— begin —
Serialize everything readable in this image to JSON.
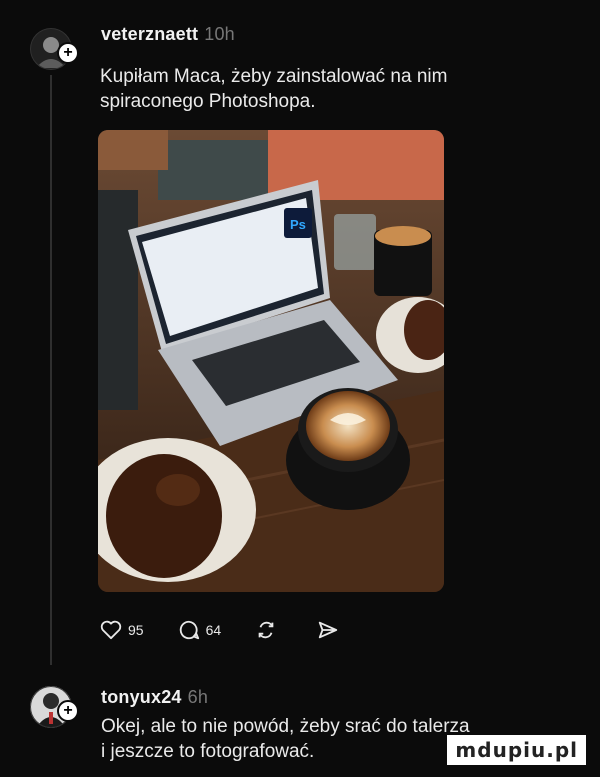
{
  "post": {
    "username": "veterznaett",
    "time": "10h",
    "text_line1": "Kupiłam Maca, żeby zainstalować na nim",
    "text_line2": "spiraconego Photoshopa.",
    "likes": "95",
    "comments": "64"
  },
  "reply": {
    "username": "tonyux24",
    "time": "6h",
    "text_line1": "Okej, ale to nie powód, żeby srać do talerza",
    "text_line2": "i jeszcze to fotografować."
  },
  "photo": {
    "ps_badge": "Ps"
  },
  "watermark": "mdupiu.pl",
  "icons": [
    "plus-icon",
    "heart-icon",
    "comment-icon",
    "repost-icon",
    "share-icon"
  ],
  "colors": {
    "background": "#0b0b0b",
    "text": "#f2f2f2",
    "muted": "#777777"
  }
}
— end —
- _Instructions for the task_: Your task is to return the entries above exactly, with no pictures.

- _Task output_:
Serialize everything readable in this image to JSON.
{
  "post": {
    "username": "veterznaett",
    "time": "10h",
    "text_line1": "Kupiłam Maca, żeby zainstalować na nim",
    "text_line2": "spiraconego Photoshopa.",
    "likes": "95",
    "comments": "64"
  },
  "reply": {
    "username": "tonyux24",
    "time": "6h",
    "text_line1": "Okej, ale to nie powód, żeby srać do talerza",
    "text_line2": "i jeszcze to fotografować."
  },
  "photo": {
    "ps_badge": "Ps"
  },
  "watermark": "mdupiu.pl",
  "icons": [
    "plus-icon",
    "heart-icon",
    "comment-icon",
    "repost-icon",
    "share-icon"
  ],
  "colors": {
    "background": "#0b0b0b",
    "text": "#f2f2f2",
    "muted": "#777777"
  }
}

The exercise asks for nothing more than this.